RAW DATA »
┌──

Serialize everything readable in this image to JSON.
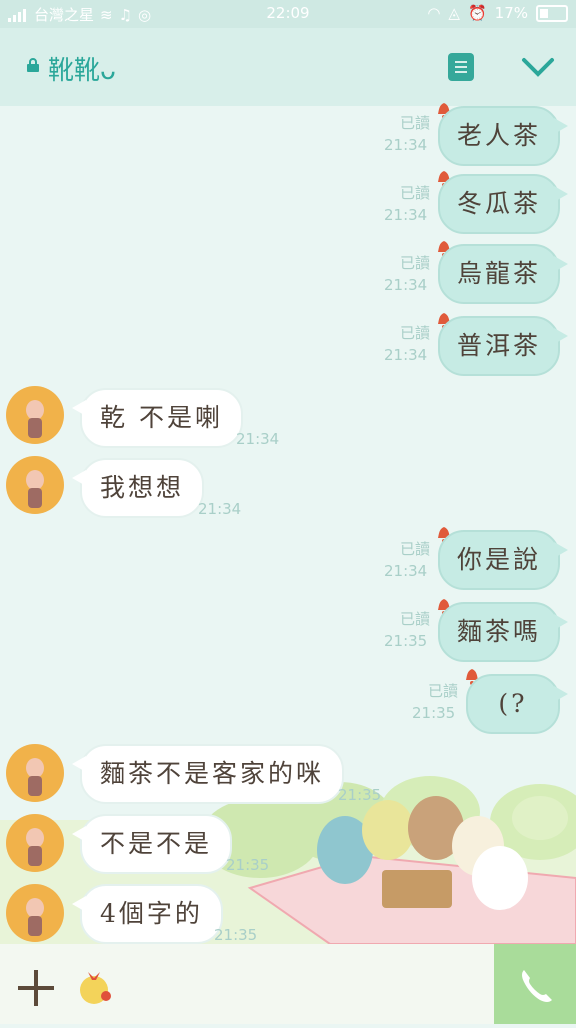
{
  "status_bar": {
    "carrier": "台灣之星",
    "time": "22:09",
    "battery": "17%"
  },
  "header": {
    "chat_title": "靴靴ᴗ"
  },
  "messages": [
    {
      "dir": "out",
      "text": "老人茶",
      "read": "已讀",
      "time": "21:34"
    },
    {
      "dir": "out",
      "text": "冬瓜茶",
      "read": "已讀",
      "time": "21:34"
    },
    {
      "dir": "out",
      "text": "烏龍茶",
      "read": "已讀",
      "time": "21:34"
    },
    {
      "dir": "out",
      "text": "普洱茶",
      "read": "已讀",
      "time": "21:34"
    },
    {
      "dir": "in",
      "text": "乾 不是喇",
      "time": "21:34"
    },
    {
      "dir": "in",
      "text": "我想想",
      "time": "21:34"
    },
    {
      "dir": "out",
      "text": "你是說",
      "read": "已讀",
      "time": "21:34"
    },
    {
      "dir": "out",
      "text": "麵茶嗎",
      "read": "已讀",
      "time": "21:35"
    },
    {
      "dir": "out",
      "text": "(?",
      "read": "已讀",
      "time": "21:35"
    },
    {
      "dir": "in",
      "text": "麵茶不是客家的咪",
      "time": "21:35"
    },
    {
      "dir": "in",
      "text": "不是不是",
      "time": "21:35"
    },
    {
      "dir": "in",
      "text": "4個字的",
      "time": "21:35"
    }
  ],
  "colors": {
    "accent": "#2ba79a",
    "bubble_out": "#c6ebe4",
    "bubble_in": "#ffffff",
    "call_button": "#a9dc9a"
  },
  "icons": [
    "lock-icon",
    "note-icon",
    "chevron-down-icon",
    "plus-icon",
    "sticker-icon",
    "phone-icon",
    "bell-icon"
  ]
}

└──
┌──

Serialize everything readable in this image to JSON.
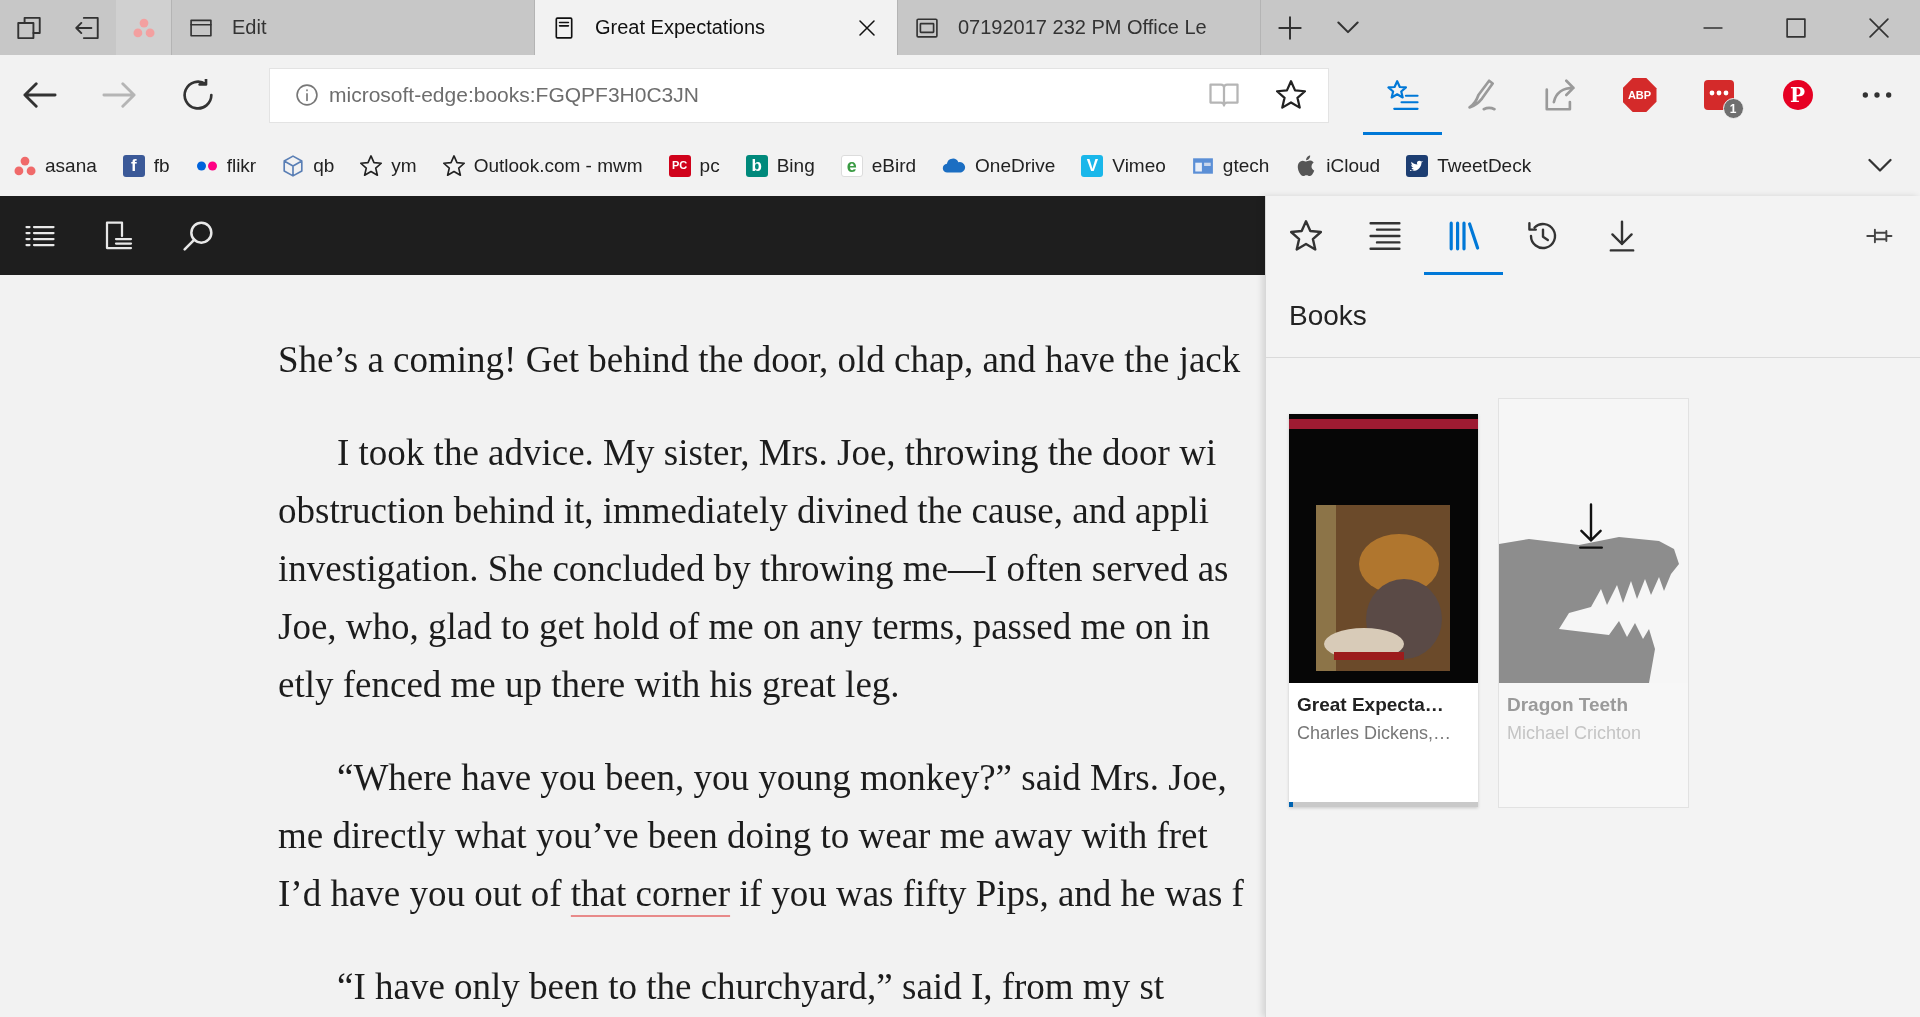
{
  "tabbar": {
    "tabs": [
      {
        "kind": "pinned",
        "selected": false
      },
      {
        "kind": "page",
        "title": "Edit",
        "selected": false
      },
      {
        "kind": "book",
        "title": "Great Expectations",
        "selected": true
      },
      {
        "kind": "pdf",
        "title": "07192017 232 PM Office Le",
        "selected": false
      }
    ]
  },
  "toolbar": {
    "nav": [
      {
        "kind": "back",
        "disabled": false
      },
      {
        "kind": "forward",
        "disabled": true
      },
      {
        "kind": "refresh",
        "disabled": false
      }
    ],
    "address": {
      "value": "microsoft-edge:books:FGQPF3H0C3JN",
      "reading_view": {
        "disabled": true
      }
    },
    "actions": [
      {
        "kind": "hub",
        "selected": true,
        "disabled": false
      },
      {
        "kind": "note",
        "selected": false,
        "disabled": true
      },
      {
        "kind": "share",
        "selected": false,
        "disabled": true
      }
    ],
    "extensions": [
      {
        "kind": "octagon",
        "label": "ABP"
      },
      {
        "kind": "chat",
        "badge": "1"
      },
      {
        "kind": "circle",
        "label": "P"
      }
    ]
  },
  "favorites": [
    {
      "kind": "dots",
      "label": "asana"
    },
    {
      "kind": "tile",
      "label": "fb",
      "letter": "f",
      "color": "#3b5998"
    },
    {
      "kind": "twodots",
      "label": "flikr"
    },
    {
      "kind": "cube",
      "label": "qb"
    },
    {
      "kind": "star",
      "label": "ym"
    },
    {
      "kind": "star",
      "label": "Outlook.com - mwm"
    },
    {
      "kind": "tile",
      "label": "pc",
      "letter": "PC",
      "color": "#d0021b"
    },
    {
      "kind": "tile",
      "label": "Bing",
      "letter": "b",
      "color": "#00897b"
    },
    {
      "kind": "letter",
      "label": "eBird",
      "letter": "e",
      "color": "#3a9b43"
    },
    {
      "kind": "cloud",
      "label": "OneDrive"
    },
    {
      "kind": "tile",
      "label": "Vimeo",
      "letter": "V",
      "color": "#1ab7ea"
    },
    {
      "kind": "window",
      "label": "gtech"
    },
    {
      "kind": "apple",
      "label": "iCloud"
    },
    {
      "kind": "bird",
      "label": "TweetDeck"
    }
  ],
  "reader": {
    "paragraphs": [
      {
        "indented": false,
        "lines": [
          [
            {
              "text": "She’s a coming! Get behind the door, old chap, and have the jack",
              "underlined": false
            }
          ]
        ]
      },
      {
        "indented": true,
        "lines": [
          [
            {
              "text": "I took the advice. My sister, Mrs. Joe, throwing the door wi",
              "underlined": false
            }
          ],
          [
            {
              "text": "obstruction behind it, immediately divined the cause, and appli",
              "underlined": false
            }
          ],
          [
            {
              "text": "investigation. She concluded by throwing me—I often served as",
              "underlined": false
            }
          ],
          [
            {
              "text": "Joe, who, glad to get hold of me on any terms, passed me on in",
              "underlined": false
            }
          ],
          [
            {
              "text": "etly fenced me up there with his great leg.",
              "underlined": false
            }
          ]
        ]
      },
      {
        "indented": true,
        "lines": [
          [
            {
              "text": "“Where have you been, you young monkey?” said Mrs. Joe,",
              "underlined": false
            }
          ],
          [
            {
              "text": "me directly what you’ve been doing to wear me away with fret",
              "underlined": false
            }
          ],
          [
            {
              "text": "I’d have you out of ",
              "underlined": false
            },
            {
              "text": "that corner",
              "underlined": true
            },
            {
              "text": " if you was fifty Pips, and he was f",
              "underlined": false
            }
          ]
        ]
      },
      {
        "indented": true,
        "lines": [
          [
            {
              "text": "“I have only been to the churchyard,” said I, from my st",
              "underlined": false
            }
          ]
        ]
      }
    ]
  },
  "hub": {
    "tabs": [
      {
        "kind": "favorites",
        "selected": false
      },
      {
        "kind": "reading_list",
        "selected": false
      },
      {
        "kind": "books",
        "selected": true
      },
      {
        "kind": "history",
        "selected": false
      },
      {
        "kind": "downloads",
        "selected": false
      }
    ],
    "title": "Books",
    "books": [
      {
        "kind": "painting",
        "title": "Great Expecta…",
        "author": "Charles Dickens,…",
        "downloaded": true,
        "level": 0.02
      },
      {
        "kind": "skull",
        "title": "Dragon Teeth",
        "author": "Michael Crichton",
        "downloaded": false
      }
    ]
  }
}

└──
┌──

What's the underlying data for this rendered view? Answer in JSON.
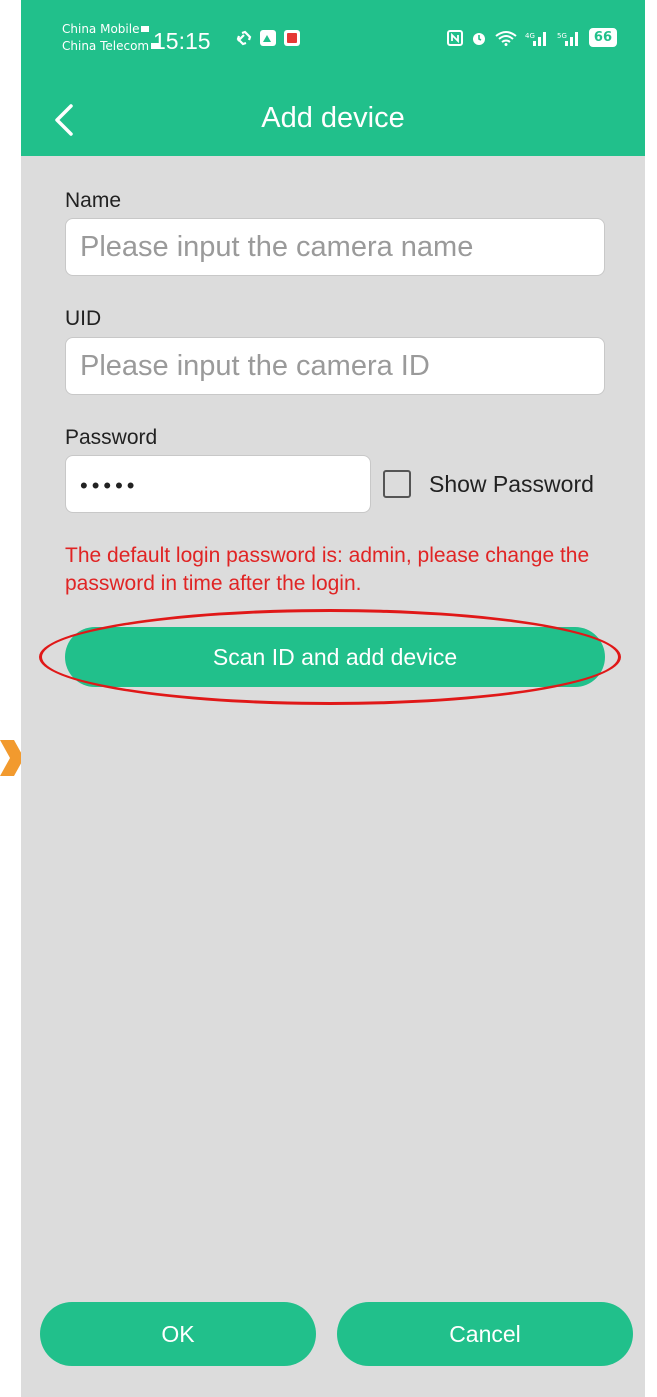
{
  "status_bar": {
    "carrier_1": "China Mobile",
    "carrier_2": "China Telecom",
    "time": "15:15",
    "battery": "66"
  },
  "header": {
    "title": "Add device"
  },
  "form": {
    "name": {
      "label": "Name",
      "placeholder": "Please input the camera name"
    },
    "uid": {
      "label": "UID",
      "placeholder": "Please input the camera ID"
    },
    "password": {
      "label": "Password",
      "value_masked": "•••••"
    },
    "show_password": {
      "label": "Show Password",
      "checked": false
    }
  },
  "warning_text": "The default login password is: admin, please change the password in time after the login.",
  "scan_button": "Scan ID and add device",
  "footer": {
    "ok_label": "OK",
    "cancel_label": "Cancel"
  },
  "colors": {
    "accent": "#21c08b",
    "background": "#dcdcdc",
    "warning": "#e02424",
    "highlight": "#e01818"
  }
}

└──

REQUIRED TASK » Extract, from the listing above, every line where the string "China" occurs.

EXERCISE RESPONSE »
    "carrier_1": "China Mobile",
    "carrier_2": "China Telecom",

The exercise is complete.